* _BRANO DI TESTO_

Episodi visti: 12/12 --- Voto 3
“Junji Itō Maniac: Japanese Tales of the Macabre”: una spaventosa delusione.

Maniac è una raccolta antologica di racconti autoconclusivi provenienti dalla penna del celebre autore dell’orrido Junji Itō.
Se dovessi scegliere una parola per descrivere la serie nel suo complesso, direi “altalenante”. Durante la visione dell’opera, passiamo da storie che, tutto sommato, sono buone e hanno davvero il potere di mettere inquietudine nello spettatore, ad altre che sono una vera e propria perdita di tempo.
Giudico così aspramente alcuni episodi della serie poiché questi non sono stati in grado di lasciarmi alcuna emozione dopo averli conclusi. Il massimo che mi suscitavano era noia e tedio. Questi racconti hanno come unico pregio quello di far risaltare gli episodi meno mediocri rendendoli, almeno, accettabili.
Per carità, non voglio criticare così duramente tutte le puntate. Ci sono quei “pochi, ma buoni”, che vorrei salvare e giudicare positivamente. Il problema è che, appunto, sono pochi. Ad ora, dopo una settimana dalla conclusione della mia visione della serie, ricordo piacevolmente solo due o tre racconti su una ventina totale. La proporzione è gravemente insufficiente. Ovviamente, mi faccio scudo dietro la giustificazione che tutto questo è un mio parere personale, ma, anche vedendoli in modo oggettivo, presentano dei problemi non trascurabili.

Dopo aver criticato finora questa serie, vorrei spezzare una lancia a suo favore. Credo sia davvero difficile portare un adattamento di opere a tema horror. Ci sono pochi esempi, che io abbia visto, che siano riusciti a fare un lavoro ineccepibile. Detto questo, anche non essendo un fan del genere, il minimo che mi aspettavo da una serie tratta dagli scritti di Itō era qualcosa di spaventoso. Ma il massimo che mi ha fatto provare è stata una forte inquietudine, non per la storia in sé, quanto per le movenze e l’aspetto grottesco di modelli in computer grafica raccapriccianti. Mi hanno fatto gelare il sangue sì, ma perché fatti così male da fare il giro diventando spaventosi.

Proseguendo, parlando sempre del comparto tecnico: le animazioni e la grafica sono un pugno nell’occhio. I primi episodi faticavo proprio a guardarli. Ho già criticato i pessimi modelli in CGI, ma anche le animazioni in due dimensioni non sono salvabili, legnose e trite, minano il, già fragile, andamento dell’opera. Superato lo scoglio iniziale diciamo che è sopportabile, di sicuro non ho portato avanti la visione della serie per il comparto visivo, ma per la narrazione magnetica di alcune storie.

* _IL TUO OBIETTIVO_
Secondo la recensione, per quale motivo i modelli in computer grafica hanno fatto "gelare il sangue" all'autore? Rispondi in una o due frasi.

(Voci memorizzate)
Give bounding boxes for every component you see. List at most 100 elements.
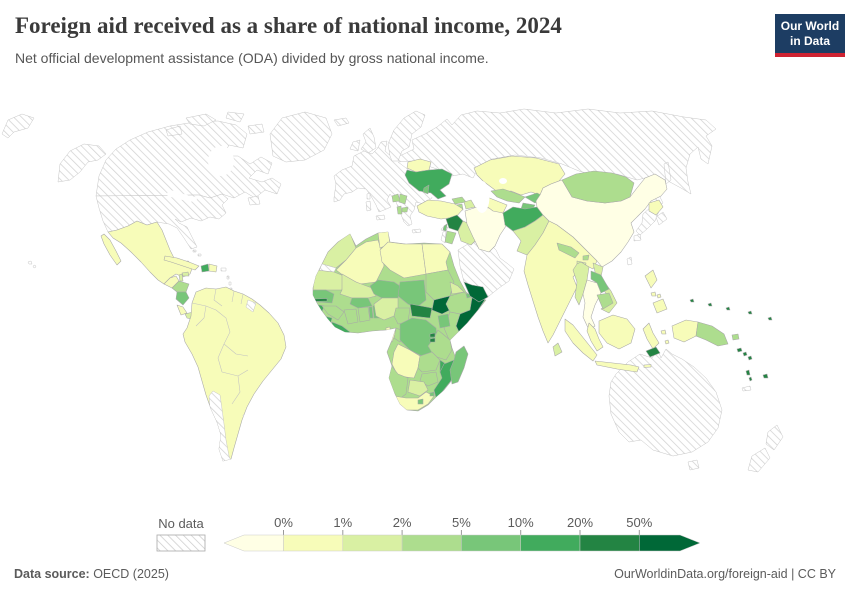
region-lesser-antilles[interactable] [226,275,233,298]
legend-swatch-5-10[interactable] [461,534,521,552]
region-nepal[interactable] [556,242,580,259]
caspian-sea [474,181,490,213]
region-greenland[interactable] [269,111,333,163]
region-costa-rica[interactable] [176,304,188,316]
region-togo[interactable] [368,306,374,319]
legend-swatch-0-1[interactable] [283,534,344,552]
region-botswana[interactable] [407,379,429,397]
region-new-zealand[interactable] [747,424,784,473]
region-lesotho[interactable] [417,398,424,405]
region-canada[interactable] [95,120,282,199]
region-sumatra[interactable] [564,318,598,362]
region-solomon-islands[interactable] [736,347,753,361]
region-mongolia[interactable] [561,170,635,204]
region-ireland[interactable] [349,139,361,152]
region-north-korea[interactable] [648,199,664,216]
region-angola[interactable] [391,343,421,379]
region-borneo[interactable] [598,314,636,350]
region-europe-russia[interactable] [333,108,717,227]
region-cambodia[interactable] [596,292,614,310]
region-taiwan[interactable] [626,256,633,266]
region-baja[interactable] [100,233,122,266]
region-malaysia[interactable] [586,322,604,352]
region-bahamas[interactable] [192,249,202,257]
region-lebanon[interactable] [442,223,448,232]
region-dominican-republic[interactable] [208,263,218,273]
region-madagascar[interactable] [449,345,469,385]
region-thailand[interactable] [582,279,602,331]
region-serbia[interactable] [398,193,408,205]
legend-swatch-10-20[interactable] [520,534,581,552]
region-bhutan[interactable] [582,254,590,261]
region-albania[interactable] [396,205,403,215]
legend-swatch-neg[interactable] [223,534,284,552]
region-eswatini[interactable] [429,391,435,397]
region-azerbaijan[interactable] [463,199,476,210]
region-puerto-rico[interactable] [220,267,227,272]
region-jordan[interactable] [444,230,457,245]
region-nicaragua[interactable] [175,291,190,306]
region-uganda[interactable] [437,313,451,329]
region-burkina-faso[interactable] [349,297,373,309]
region-south-sudan[interactable] [431,295,451,315]
region-belize[interactable] [178,273,184,282]
region-moluccas[interactable] [643,329,670,368]
region-hawaii[interactable] [27,260,37,269]
region-iceland[interactable] [333,117,350,127]
license-cc-by[interactable]: CC BY [797,567,836,581]
region-papua-new-guinea[interactable] [695,321,740,347]
region-south-korea[interactable] [655,211,668,226]
region-turkey[interactable] [416,199,464,220]
legend-swatch-1-2[interactable] [342,534,403,552]
region-uzbekistan[interactable] [490,188,526,204]
region-south-america[interactable] [182,286,287,462]
region-guatemala[interactable] [163,275,180,289]
region-burundi[interactable] [429,337,436,343]
region-rwanda[interactable] [429,332,436,338]
region-israel[interactable] [440,230,447,244]
region-ukraine[interactable] [404,168,453,200]
region-haiti[interactable] [200,263,210,273]
region-fiji[interactable] [762,373,769,379]
region-canada-arctic[interactable] [165,111,265,206]
region-ghana[interactable] [357,306,371,323]
region-north-macedonia[interactable] [401,206,409,213]
region-sakhalin[interactable] [663,161,672,185]
legend-swatch-50plus[interactable] [639,534,701,552]
region-philippines[interactable] [644,269,668,314]
region-micronesia[interactable] [689,298,773,321]
region-alaska[interactable] [57,143,107,183]
region-jamaica[interactable] [181,271,190,277]
owid-url[interactable]: OurWorldinData.org/foreign-aid [614,567,788,581]
region-zambia[interactable] [417,351,441,373]
region-sudan[interactable] [425,269,455,301]
region-egypt[interactable] [421,243,451,275]
region-honduras[interactable] [171,280,190,293]
legend-swatch-2-5[interactable] [401,534,462,552]
owid-logo[interactable]: Our World in Data [775,14,845,57]
legend-swatch-20-50[interactable] [579,534,640,552]
region-timor-leste[interactable] [645,346,661,358]
region-med-islands[interactable] [365,192,449,234]
legend-no-data-swatch[interactable] [156,534,206,552]
region-vanuatu[interactable] [745,369,753,382]
region-french-guiana[interactable] [245,299,257,313]
region-uruguay[interactable] [242,412,254,426]
region-myanmar[interactable] [572,261,590,306]
region-sri-lanka[interactable] [552,342,563,357]
region-scandinavia[interactable] [387,110,426,162]
region-sierra-leone[interactable] [321,315,333,327]
region-uk[interactable] [360,127,377,154]
region-west-new-guinea[interactable] [671,319,699,343]
region-yemen[interactable] [463,281,489,303]
region-car[interactable] [409,303,433,319]
region-new-caledonia[interactable] [741,385,752,392]
region-guinea[interactable] [321,305,345,321]
region-cuba[interactable] [163,255,200,271]
region-java[interactable] [594,360,640,373]
region-cote-divoire[interactable] [343,308,359,325]
region-chukotka[interactable] [1,113,35,139]
region-moldova[interactable] [422,184,430,195]
region-tasmania[interactable] [687,459,700,471]
region-sulawesi[interactable] [642,322,660,350]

* _RISULTATO_
I modelli erano fatti così male, con movenze e aspetto grotteschi, da finire per risultare spaventosi. L'inquietudine non nasceva quindi dalla storia in sé.